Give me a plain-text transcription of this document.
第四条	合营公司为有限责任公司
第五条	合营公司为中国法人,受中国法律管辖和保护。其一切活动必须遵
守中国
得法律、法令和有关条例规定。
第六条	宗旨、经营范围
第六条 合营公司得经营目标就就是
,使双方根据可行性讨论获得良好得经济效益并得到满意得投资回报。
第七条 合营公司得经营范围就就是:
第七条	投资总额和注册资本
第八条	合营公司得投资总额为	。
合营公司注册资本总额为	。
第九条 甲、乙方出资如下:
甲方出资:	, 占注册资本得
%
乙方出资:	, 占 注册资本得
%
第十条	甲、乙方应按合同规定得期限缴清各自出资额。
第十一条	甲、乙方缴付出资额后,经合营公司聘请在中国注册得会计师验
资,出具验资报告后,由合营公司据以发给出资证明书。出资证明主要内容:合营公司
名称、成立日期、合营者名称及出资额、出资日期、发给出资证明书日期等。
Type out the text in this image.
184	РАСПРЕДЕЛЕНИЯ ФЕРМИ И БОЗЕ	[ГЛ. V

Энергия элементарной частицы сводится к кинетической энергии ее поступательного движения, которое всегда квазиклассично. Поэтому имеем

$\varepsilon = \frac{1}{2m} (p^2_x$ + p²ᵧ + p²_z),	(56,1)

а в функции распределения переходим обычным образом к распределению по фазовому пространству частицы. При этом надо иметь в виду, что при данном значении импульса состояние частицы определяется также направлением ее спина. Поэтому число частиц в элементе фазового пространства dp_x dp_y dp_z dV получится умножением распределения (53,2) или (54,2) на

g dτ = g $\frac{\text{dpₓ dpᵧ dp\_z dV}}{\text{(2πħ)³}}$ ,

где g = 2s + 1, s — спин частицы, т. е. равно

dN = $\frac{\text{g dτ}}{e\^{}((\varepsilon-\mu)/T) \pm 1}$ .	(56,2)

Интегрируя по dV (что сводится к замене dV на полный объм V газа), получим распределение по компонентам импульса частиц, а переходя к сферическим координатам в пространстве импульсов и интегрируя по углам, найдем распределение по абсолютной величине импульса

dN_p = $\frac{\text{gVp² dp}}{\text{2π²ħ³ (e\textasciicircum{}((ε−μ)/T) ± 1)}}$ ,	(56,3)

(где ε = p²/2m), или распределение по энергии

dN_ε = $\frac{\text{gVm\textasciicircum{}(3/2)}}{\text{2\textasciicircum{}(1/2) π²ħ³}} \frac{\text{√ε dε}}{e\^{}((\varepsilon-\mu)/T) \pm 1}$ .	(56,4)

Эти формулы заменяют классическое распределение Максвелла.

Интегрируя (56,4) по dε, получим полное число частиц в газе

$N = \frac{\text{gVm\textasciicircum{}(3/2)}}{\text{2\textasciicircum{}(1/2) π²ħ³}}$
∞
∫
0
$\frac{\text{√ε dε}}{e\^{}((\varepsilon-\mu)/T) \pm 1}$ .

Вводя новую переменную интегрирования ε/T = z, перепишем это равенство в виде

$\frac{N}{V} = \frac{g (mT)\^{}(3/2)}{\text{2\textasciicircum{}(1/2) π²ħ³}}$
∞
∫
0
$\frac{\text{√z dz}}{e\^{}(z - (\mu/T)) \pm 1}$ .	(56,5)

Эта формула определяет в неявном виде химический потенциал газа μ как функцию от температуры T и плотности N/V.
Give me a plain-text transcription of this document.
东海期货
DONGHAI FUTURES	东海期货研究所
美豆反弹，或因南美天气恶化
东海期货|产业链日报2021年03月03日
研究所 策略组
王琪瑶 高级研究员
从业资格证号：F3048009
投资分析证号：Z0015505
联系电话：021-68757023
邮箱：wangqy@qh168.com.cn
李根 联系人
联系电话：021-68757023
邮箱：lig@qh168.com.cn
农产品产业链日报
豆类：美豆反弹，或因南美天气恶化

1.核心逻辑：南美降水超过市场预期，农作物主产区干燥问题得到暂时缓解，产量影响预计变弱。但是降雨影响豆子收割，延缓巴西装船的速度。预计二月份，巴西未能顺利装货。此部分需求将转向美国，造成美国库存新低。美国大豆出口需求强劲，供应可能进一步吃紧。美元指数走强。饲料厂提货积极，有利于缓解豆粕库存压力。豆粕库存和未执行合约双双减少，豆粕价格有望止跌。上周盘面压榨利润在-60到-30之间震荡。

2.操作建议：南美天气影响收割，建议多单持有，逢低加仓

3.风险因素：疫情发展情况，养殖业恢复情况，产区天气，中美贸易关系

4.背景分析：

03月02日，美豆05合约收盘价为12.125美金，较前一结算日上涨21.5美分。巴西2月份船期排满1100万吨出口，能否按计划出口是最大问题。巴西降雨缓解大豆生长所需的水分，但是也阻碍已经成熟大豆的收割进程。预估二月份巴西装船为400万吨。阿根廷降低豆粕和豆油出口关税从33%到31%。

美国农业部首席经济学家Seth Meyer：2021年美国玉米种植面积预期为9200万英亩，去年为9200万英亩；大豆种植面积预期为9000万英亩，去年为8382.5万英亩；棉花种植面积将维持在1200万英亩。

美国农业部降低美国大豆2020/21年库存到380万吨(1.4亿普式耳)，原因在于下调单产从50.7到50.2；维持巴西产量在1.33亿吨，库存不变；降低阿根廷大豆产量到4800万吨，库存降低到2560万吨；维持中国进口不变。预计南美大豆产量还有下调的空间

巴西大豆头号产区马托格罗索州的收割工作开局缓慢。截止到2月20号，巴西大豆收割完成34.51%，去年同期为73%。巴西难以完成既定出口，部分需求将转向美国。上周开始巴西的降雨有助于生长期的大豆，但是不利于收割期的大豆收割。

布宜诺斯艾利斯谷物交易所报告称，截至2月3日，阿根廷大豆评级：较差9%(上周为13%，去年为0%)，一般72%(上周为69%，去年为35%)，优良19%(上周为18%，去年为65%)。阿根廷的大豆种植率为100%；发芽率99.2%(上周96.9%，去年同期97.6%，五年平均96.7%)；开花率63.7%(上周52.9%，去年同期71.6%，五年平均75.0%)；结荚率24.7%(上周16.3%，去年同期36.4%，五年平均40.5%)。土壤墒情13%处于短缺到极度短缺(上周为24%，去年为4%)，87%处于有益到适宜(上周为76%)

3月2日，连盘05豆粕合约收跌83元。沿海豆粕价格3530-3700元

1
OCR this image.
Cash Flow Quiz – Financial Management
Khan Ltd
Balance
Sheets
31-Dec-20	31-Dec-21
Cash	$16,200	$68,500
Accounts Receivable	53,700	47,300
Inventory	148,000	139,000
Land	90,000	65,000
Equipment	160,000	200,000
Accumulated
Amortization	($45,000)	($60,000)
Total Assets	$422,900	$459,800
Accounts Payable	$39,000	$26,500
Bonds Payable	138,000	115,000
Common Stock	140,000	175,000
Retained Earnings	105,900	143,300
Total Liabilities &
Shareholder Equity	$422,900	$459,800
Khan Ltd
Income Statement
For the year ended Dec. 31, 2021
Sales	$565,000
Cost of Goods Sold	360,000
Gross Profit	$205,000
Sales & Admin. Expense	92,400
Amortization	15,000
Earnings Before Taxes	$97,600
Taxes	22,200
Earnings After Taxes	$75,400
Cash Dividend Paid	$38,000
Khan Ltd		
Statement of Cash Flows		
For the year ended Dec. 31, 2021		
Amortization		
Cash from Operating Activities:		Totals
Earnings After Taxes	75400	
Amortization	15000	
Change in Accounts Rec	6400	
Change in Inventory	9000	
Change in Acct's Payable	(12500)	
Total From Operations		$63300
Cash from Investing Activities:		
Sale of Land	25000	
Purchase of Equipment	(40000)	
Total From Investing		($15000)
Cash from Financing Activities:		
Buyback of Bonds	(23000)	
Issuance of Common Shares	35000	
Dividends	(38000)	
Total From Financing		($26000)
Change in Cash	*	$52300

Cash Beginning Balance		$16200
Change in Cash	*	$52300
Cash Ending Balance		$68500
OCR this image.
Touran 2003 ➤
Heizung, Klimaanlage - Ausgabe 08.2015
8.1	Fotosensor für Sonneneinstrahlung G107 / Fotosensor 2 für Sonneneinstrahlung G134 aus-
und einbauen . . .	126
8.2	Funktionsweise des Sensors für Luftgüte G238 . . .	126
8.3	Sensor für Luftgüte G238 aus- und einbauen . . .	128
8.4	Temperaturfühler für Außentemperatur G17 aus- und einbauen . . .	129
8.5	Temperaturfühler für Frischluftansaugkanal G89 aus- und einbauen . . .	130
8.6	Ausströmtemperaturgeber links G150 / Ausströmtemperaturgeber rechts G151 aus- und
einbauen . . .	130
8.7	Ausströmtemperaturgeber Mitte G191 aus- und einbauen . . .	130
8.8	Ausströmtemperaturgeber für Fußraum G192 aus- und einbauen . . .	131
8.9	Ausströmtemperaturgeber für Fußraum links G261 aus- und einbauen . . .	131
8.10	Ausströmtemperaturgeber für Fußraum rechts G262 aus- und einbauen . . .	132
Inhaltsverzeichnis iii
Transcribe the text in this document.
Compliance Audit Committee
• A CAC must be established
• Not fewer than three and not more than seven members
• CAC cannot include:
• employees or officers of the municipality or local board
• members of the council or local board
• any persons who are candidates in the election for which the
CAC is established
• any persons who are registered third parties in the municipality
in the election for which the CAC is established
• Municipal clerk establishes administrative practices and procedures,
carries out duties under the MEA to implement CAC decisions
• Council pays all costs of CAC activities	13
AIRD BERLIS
++++++++++++++++++++
Description of the task:
Where a line of the records above holds the word "established", copy that line.

Answer below:
• A CAC must be established
CAC is established
in the election for which the CAC is established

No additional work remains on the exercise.